Provided data —

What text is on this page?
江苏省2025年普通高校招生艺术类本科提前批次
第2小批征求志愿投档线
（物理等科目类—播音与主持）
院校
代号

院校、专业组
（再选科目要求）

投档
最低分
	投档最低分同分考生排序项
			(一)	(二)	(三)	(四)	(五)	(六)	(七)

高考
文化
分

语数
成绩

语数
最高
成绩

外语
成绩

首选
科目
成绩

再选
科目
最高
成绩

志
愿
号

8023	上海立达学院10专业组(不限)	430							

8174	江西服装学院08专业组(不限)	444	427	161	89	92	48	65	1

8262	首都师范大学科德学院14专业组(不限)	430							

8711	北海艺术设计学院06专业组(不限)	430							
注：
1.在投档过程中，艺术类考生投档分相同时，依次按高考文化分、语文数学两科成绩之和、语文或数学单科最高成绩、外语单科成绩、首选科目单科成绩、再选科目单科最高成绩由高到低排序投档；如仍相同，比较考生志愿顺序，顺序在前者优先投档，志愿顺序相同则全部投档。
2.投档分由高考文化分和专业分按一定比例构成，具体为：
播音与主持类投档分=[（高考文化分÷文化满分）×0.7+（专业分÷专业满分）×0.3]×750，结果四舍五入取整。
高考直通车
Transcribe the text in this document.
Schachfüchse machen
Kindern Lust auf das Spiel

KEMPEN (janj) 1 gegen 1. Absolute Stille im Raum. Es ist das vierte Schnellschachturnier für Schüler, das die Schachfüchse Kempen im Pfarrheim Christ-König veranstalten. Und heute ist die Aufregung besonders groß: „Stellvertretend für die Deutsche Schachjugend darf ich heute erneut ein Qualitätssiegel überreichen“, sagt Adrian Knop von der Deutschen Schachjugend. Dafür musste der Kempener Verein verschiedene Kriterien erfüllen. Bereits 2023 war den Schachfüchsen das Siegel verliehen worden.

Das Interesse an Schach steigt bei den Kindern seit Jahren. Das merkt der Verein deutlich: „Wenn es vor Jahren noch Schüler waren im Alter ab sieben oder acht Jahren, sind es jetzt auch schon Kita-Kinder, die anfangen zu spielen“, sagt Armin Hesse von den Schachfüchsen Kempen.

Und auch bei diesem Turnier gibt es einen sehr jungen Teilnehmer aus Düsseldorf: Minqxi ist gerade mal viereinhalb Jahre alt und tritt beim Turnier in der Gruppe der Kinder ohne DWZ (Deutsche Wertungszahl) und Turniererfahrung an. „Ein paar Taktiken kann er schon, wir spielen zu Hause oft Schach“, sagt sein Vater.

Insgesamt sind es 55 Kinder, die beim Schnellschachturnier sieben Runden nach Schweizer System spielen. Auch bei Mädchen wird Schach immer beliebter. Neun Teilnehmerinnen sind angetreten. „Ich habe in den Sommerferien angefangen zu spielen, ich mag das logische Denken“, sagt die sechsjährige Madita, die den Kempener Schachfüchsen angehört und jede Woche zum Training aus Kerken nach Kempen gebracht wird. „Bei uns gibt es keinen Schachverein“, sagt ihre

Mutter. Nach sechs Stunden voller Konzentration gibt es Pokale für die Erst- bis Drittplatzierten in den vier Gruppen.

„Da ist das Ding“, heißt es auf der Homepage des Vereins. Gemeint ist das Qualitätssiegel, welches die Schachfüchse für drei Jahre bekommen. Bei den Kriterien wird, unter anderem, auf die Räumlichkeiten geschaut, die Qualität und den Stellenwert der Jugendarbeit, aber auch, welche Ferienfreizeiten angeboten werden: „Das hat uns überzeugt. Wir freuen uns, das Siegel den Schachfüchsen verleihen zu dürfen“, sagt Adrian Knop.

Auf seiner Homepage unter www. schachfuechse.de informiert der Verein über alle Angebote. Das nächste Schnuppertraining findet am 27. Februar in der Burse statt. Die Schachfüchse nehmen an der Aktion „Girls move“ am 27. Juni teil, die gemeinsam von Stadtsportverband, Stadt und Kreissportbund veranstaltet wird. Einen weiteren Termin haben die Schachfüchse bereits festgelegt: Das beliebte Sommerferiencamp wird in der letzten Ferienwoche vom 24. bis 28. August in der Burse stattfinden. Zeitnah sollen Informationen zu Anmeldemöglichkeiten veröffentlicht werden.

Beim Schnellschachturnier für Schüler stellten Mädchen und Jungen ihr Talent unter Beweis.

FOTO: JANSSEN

Work required — Extract all of the data above and output it character for character.

Finished answer —
What text is on this page?
江苏省2025年普通高校招生艺术类本科提前批次
第2小批征求志愿投档线
（物理等科目类—播音与主持）
院校
代号

院校、专业组
（再选科目要求）

投档
最低分
	投档最低分同分考生排序项
			(一)	(二)	(三)	(四)	(五)	(六)	(七)

高考
文化
分

语数
成绩

语数
最高
成绩

外语
成绩

首选
科目
成绩

再选
科目
最高
成绩

志
愿
号

8023	上海立达学院10专业组(不限)	430							

8174	江西服装学院08专业组(不限)	444	427	161	89	92	48	65	1

8262	首都师范大学科德学院14专业组(不限)	430							

8711	北海艺术设计学院06专业组(不限)	430							
注：
1.在投档过程中，艺术类考生投档分相同时，依次按高考文化分、语文数学两科成绩之和、语文或数学单科最高成绩、外语单科成绩、首选科目单科成绩、再选科目单科最高成绩由高到低排序投档；如仍相同，比较考生志愿顺序，顺序在前者优先投档，志愿顺序相同则全部投档。
2.投档分由高考文化分和专业分按一定比例构成，具体为：
播音与主持类投档分=[（高考文化分÷文化满分）×0.7+（专业分÷专业满分）×0.3]×750，结果四舍五入取整。
高考直通车
Transcribe the text in this document.
Schachfüchse machen
Kindern Lust auf das Spiel

KEMPEN (janj) 1 gegen 1. Absolute Stille im Raum. Es ist das vierte Schnellschachturnier für Schüler, das die Schachfüchse Kempen im Pfarrheim Christ-König veranstalten. Und heute ist die Aufregung besonders groß: „Stellvertretend für die Deutsche Schachjugend darf ich heute erneut ein Qualitätssiegel überreichen“, sagt Adrian Knop von der Deutschen Schachjugend. Dafür musste der Kempener Verein verschiedene Kriterien erfüllen. Bereits 2023 war den Schachfüchsen das Siegel verliehen worden.

Das Interesse an Schach steigt bei den Kindern seit Jahren. Das merkt der Verein deutlich: „Wenn es vor Jahren noch Schüler waren im Alter ab sieben oder acht Jahren, sind es jetzt auch schon Kita-Kinder, die anfangen zu spielen“, sagt Armin Hesse von den Schachfüchsen Kempen.

Und auch bei diesem Turnier gibt es einen sehr jungen Teilnehmer aus Düsseldorf: Minqxi ist gerade mal viereinhalb Jahre alt und tritt beim Turnier in der Gruppe der Kinder ohne DWZ (Deutsche Wertungszahl) und Turniererfahrung an. „Ein paar Taktiken kann er schon, wir spielen zu Hause oft Schach“, sagt sein Vater.

Insgesamt sind es 55 Kinder, die beim Schnellschachturnier sieben Runden nach Schweizer System spielen. Auch bei Mädchen wird Schach immer beliebter. Neun Teilnehmerinnen sind angetreten. „Ich habe in den Sommerferien angefangen zu spielen, ich mag das logische Denken“, sagt die sechsjährige Madita, die den Kempener Schachfüchsen angehört und jede Woche zum Training aus Kerken nach Kempen gebracht wird. „Bei uns gibt es keinen Schachverein“, sagt ihre

Mutter. Nach sechs Stunden voller Konzentration gibt es Pokale für die Erst- bis Drittplatzierten in den vier Gruppen.

„Da ist das Ding“, heißt es auf der Homepage des Vereins. Gemeint ist das Qualitätssiegel, welches die Schachfüchse für drei Jahre bekommen. Bei den Kriterien wird, unter anderem, auf die Räumlichkeiten geschaut, die Qualität und den Stellenwert der Jugendarbeit, aber auch, welche Ferienfreizeiten angeboten werden: „Das hat uns überzeugt. Wir freuen uns, das Siegel den Schachfüchsen verleihen zu dürfen“, sagt Adrian Knop.

Auf seiner Homepage unter www. schachfuechse.de informiert der Verein über alle Angebote. Das nächste Schnuppertraining findet am 27. Februar in der Burse statt. Die Schachfüchse nehmen an der Aktion „Girls move“ am 27. Juni teil, die gemeinsam von Stadtsportverband, Stadt und Kreissportbund veranstaltet wird. Einen weiteren Termin haben die Schachfüchse bereits festgelegt: Das beliebte Sommerferiencamp wird in der letzten Ferienwoche vom 24. bis 28. August in der Burse stattfinden. Zeitnah sollen Informationen zu Anmeldemöglichkeiten veröffentlicht werden.

Beim Schnellschachturnier für Schüler stellten Mädchen und Jungen ihr Talent unter Beweis.

FOTO: JANSSEN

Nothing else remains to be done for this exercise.